>> START Dataset excerpts

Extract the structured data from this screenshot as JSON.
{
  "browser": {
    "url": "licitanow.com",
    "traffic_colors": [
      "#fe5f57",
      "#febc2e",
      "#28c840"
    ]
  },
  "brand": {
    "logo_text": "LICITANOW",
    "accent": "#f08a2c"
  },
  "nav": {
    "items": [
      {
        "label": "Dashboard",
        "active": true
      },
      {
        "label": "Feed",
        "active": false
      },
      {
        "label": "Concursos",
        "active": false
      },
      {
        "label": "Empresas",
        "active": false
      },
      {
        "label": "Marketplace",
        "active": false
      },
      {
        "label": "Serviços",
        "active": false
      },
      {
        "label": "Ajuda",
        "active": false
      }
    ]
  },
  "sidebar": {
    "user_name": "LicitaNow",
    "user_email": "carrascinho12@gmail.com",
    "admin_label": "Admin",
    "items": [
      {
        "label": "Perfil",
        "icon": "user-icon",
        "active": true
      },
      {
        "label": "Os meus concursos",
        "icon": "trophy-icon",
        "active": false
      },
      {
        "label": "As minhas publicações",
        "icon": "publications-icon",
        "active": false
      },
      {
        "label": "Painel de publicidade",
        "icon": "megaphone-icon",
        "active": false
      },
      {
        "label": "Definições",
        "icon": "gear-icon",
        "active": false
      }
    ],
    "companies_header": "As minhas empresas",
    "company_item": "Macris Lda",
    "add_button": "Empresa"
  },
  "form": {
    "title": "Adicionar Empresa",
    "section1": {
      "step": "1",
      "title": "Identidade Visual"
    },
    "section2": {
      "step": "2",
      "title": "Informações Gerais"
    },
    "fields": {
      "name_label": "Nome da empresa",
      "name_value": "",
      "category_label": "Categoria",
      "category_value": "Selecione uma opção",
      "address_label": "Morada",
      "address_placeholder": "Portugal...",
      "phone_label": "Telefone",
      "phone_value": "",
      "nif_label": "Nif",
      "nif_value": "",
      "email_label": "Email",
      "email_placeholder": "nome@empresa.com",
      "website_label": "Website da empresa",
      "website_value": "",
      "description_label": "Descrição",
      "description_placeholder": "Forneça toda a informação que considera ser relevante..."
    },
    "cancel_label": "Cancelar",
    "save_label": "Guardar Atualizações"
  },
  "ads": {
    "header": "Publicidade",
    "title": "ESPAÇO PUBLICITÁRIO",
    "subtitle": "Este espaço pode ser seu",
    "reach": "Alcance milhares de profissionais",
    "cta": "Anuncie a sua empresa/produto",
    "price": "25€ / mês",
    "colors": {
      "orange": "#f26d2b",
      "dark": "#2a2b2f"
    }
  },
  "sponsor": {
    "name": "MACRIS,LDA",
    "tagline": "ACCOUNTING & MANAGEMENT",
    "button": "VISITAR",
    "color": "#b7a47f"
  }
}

>> END Dataset excerpts

Objective: Single out each line of the records above with the string "icon" in it, and copy it.

Response to the task:
        "icon": "user-icon",
        "icon": "trophy-icon",
        "icon": "publications-icon",
        "icon": "megaphone-icon",
        "icon": "gear-icon",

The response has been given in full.